Exercise task: Exactly as written, please set down all of the entries again, with no pictures.

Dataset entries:

________________

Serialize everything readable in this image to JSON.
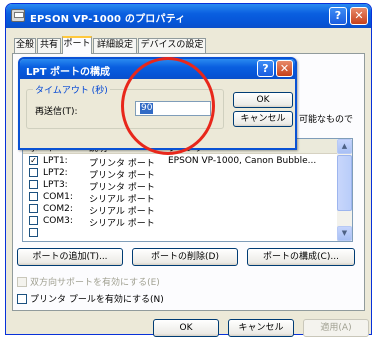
{
  "window": {
    "title": "EPSON VP-1000 のプロパティ",
    "help_glyph": "?",
    "close_glyph": "✕"
  },
  "tabs": [
    "全般",
    "共有",
    "ポート",
    "詳細設定",
    "デバイスの設定"
  ],
  "background_text": {
    "fragment": "可能なもので"
  },
  "dialog": {
    "title": "LPT ポートの構成",
    "help_glyph": "?",
    "close_glyph": "✕",
    "group_label": "タイムアウト (秒)",
    "retry_label": "再送信(T):",
    "retry_value": "90",
    "ok_label": "OK",
    "cancel_label": "キャンセル"
  },
  "port_list": {
    "columns": [
      "ポート",
      "説明",
      "プリンタ"
    ],
    "rows": [
      {
        "checked": true,
        "port": "LPT1:",
        "desc": "プリンタ ポート",
        "printer": "EPSON VP-1000, Canon Bubble..."
      },
      {
        "checked": false,
        "port": "LPT2:",
        "desc": "プリンタ ポート",
        "printer": ""
      },
      {
        "checked": false,
        "port": "LPT3:",
        "desc": "プリンタ ポート",
        "printer": ""
      },
      {
        "checked": false,
        "port": "COM1:",
        "desc": "シリアル ポート",
        "printer": ""
      },
      {
        "checked": false,
        "port": "COM2:",
        "desc": "シリアル ポート",
        "printer": ""
      },
      {
        "checked": false,
        "port": "COM3:",
        "desc": "シリアル ポート",
        "printer": ""
      }
    ],
    "check_glyph": "✓",
    "scroll_up_glyph": "▲",
    "scroll_down_glyph": "▼"
  },
  "port_buttons": {
    "add": "ポートの追加(T)...",
    "delete": "ポートの削除(D)",
    "configure": "ポートの構成(C)..."
  },
  "options": {
    "bidirectional": "双方向サポートを有効にする(E)",
    "pooling": "プリンタ プールを有効にする(N)"
  },
  "footer": {
    "ok": "OK",
    "cancel": "キャンセル",
    "apply": "適用(A)"
  },
  "annotation": {
    "circle_color": "#e8271b"
  }
}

________________

Solution for this problem:
Serialize everything readable in this image to JSON.
{
  "window": {
    "title": "EPSON VP-1000 のプロパティ",
    "help_glyph": "?",
    "close_glyph": "✕"
  },
  "tabs": [
    "全般",
    "共有",
    "ポート",
    "詳細設定",
    "デバイスの設定"
  ],
  "background_text": {
    "fragment": "可能なもので"
  },
  "dialog": {
    "title": "LPT ポートの構成",
    "help_glyph": "?",
    "close_glyph": "✕",
    "group_label": "タイムアウト (秒)",
    "retry_label": "再送信(T):",
    "retry_value": "90",
    "ok_label": "OK",
    "cancel_label": "キャンセル"
  },
  "port_list": {
    "columns": [
      "ポート",
      "説明",
      "プリンタ"
    ],
    "rows": [
      {
        "checked": true,
        "port": "LPT1:",
        "desc": "プリンタ ポート",
        "printer": "EPSON VP-1000, Canon Bubble..."
      },
      {
        "checked": false,
        "port": "LPT2:",
        "desc": "プリンタ ポート",
        "printer": ""
      },
      {
        "checked": false,
        "port": "LPT3:",
        "desc": "プリンタ ポート",
        "printer": ""
      },
      {
        "checked": false,
        "port": "COM1:",
        "desc": "シリアル ポート",
        "printer": ""
      },
      {
        "checked": false,
        "port": "COM2:",
        "desc": "シリアル ポート",
        "printer": ""
      },
      {
        "checked": false,
        "port": "COM3:",
        "desc": "シリアル ポート",
        "printer": ""
      }
    ],
    "check_glyph": "✓",
    "scroll_up_glyph": "▲",
    "scroll_down_glyph": "▼"
  },
  "port_buttons": {
    "add": "ポートの追加(T)...",
    "delete": "ポートの削除(D)",
    "configure": "ポートの構成(C)..."
  },
  "options": {
    "bidirectional": "双方向サポートを有効にする(E)",
    "pooling": "プリンタ プールを有効にする(N)"
  },
  "footer": {
    "ok": "OK",
    "cancel": "キャンセル",
    "apply": "適用(A)"
  },
  "annotation": {
    "circle_color": "#e8271b"
  }
}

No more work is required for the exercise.